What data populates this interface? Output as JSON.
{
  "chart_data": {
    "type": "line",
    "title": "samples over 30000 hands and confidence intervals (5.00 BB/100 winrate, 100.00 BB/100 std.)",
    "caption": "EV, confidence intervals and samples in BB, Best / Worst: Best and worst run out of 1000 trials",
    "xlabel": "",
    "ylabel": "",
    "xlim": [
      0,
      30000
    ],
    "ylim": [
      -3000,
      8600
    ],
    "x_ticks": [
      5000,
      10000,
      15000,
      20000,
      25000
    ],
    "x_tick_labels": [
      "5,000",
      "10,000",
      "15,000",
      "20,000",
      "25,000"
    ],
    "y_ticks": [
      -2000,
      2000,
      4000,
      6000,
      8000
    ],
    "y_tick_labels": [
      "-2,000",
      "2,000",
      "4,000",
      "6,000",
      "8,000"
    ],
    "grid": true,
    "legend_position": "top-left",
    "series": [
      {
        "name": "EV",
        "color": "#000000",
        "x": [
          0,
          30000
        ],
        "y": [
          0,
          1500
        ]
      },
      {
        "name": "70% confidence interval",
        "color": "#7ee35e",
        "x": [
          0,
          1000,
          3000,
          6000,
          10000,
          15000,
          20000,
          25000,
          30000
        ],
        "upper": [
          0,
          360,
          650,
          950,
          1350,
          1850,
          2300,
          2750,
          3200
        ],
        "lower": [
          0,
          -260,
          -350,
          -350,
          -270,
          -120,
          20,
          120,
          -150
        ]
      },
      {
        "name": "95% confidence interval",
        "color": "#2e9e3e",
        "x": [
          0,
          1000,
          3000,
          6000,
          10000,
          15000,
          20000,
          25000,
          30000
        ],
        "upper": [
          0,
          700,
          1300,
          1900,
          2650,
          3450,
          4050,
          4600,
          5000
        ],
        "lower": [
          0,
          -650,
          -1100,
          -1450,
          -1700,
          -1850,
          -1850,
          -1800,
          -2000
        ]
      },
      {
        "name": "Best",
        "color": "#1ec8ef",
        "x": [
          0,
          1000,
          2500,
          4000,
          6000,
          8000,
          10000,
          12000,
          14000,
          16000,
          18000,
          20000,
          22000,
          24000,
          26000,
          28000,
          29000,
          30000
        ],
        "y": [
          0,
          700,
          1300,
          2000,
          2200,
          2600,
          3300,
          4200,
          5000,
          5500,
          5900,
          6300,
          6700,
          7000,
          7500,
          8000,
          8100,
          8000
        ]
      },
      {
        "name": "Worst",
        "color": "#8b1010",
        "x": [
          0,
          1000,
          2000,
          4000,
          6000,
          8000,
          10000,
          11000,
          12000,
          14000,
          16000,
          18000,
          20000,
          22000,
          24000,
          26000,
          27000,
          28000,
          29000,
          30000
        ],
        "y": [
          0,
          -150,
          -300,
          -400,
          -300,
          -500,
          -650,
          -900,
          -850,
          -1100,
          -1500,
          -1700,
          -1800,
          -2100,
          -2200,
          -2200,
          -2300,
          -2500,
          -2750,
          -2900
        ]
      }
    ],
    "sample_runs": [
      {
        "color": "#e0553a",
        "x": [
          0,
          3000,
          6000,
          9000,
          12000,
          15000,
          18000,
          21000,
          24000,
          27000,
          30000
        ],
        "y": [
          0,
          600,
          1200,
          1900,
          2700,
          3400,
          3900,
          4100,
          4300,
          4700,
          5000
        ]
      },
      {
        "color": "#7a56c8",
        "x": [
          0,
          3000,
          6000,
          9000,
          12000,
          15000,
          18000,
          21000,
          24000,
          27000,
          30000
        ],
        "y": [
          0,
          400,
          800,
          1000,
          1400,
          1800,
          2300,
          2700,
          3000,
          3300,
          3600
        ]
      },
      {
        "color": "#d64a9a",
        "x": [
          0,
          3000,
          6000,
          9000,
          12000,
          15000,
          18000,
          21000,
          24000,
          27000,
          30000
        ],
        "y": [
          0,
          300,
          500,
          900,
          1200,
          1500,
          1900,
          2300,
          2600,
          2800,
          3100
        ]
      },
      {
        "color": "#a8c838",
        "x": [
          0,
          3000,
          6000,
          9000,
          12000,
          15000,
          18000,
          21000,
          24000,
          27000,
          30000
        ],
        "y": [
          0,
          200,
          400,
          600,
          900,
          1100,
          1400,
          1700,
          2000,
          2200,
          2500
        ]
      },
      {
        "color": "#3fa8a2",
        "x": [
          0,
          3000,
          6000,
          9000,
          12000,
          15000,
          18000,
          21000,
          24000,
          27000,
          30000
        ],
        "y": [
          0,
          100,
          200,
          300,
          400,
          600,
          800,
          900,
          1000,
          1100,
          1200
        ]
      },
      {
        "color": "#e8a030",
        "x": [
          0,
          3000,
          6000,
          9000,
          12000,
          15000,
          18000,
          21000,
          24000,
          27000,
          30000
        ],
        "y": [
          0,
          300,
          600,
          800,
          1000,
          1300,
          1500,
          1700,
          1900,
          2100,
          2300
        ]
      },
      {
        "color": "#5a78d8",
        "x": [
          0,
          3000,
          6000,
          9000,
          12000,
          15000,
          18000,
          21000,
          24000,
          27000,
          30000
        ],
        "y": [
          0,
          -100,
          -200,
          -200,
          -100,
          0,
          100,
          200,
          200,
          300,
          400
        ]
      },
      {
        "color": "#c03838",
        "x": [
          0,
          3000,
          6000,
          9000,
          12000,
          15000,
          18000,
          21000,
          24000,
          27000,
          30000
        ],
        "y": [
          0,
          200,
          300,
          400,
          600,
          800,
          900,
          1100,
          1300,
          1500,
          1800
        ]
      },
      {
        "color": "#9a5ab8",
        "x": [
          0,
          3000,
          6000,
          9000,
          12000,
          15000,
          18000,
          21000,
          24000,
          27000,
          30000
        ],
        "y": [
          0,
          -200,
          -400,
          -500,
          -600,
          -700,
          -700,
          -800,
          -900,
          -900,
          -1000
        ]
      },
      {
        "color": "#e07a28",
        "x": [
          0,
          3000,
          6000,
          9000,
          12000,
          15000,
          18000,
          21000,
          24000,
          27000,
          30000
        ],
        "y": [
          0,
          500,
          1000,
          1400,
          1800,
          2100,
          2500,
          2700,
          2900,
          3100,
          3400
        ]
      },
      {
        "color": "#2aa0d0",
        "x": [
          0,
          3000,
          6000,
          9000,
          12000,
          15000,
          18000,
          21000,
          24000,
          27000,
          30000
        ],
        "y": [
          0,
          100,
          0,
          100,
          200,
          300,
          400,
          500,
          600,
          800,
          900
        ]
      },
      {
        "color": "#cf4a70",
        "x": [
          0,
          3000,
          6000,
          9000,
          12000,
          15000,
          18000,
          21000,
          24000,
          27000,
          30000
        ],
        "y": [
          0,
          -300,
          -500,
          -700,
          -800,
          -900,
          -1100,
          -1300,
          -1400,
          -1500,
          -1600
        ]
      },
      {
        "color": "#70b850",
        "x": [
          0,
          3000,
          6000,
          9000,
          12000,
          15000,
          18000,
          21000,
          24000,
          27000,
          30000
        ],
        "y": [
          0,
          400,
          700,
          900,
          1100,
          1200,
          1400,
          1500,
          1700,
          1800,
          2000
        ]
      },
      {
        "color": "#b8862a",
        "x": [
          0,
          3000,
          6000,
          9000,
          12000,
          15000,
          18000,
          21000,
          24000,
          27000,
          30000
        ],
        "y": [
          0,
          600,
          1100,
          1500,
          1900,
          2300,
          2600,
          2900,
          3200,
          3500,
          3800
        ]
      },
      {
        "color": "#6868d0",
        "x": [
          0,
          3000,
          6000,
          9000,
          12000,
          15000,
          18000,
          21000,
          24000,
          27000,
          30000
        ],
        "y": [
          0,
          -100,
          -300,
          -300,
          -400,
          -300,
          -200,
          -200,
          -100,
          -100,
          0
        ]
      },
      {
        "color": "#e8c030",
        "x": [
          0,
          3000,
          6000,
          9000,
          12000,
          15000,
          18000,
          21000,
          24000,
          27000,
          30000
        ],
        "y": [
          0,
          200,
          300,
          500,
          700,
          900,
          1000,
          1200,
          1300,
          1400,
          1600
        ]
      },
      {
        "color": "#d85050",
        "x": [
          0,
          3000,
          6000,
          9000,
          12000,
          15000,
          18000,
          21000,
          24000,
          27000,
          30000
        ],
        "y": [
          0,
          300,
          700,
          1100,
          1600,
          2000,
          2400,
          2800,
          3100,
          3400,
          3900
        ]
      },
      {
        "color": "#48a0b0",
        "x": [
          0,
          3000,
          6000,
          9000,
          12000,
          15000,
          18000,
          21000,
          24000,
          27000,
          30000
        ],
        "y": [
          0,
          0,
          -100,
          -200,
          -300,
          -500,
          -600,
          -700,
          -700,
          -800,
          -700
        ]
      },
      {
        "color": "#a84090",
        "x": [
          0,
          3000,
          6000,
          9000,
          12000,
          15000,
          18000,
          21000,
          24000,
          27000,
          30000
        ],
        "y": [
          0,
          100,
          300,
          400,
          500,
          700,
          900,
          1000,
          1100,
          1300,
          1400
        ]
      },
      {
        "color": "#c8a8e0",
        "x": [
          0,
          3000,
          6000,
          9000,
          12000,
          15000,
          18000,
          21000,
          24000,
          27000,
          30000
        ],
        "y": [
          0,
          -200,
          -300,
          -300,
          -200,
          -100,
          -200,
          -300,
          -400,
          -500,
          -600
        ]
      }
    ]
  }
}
##############################
● **PROBLEM DETAILS**: For the listing above, identify each line bearing "samples".

● **ANSWER**:
    "title": "samples over 30000 hands and confidence intervals (5.00 BB/100 winrate, 100.00 BB/100 std.)",
    "caption": "EV, confidence intervals and samples in BB, Best / Worst: Best and worst run out of 1000 trials",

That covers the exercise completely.